- Problem statement
Read the lines that follow and pick out every one containing the word "object".

+---+

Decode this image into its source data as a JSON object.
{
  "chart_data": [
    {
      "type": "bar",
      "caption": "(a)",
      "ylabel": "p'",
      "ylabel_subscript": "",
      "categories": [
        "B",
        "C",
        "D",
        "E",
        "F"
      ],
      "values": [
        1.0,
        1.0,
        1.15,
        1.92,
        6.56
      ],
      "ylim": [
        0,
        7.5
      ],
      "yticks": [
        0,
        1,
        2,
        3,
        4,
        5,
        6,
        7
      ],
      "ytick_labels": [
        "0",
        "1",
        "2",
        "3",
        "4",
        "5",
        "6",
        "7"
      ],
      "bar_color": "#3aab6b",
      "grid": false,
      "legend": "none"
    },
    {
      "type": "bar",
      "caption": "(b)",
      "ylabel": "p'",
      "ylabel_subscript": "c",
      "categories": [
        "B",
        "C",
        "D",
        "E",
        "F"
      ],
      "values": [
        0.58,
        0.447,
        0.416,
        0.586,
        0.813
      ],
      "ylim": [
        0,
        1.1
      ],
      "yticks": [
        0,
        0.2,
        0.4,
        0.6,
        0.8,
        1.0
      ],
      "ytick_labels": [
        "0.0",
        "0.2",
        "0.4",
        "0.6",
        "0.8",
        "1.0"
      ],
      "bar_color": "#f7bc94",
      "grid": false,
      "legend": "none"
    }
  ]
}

+---+

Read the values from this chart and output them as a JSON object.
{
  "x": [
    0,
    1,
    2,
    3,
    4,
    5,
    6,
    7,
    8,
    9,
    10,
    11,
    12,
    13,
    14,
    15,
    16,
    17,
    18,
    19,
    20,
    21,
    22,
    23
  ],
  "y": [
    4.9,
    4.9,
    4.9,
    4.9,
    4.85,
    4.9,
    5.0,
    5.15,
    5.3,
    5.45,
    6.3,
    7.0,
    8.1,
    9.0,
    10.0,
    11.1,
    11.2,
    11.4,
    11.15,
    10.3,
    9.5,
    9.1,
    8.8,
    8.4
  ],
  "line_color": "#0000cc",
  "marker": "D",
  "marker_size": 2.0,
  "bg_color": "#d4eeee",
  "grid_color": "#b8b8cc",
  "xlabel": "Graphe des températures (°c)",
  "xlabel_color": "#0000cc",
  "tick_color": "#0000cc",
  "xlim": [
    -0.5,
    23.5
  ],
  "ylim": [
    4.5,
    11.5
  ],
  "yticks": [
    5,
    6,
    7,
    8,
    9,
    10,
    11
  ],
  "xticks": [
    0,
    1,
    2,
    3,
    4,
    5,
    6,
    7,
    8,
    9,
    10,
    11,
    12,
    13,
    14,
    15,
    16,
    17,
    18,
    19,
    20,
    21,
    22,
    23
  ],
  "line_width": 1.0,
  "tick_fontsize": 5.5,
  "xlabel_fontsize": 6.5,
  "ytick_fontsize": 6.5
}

+---+

- Task response
Decode this image into its source data as a JSON object.
Read the values from this chart and output them as a JSON object.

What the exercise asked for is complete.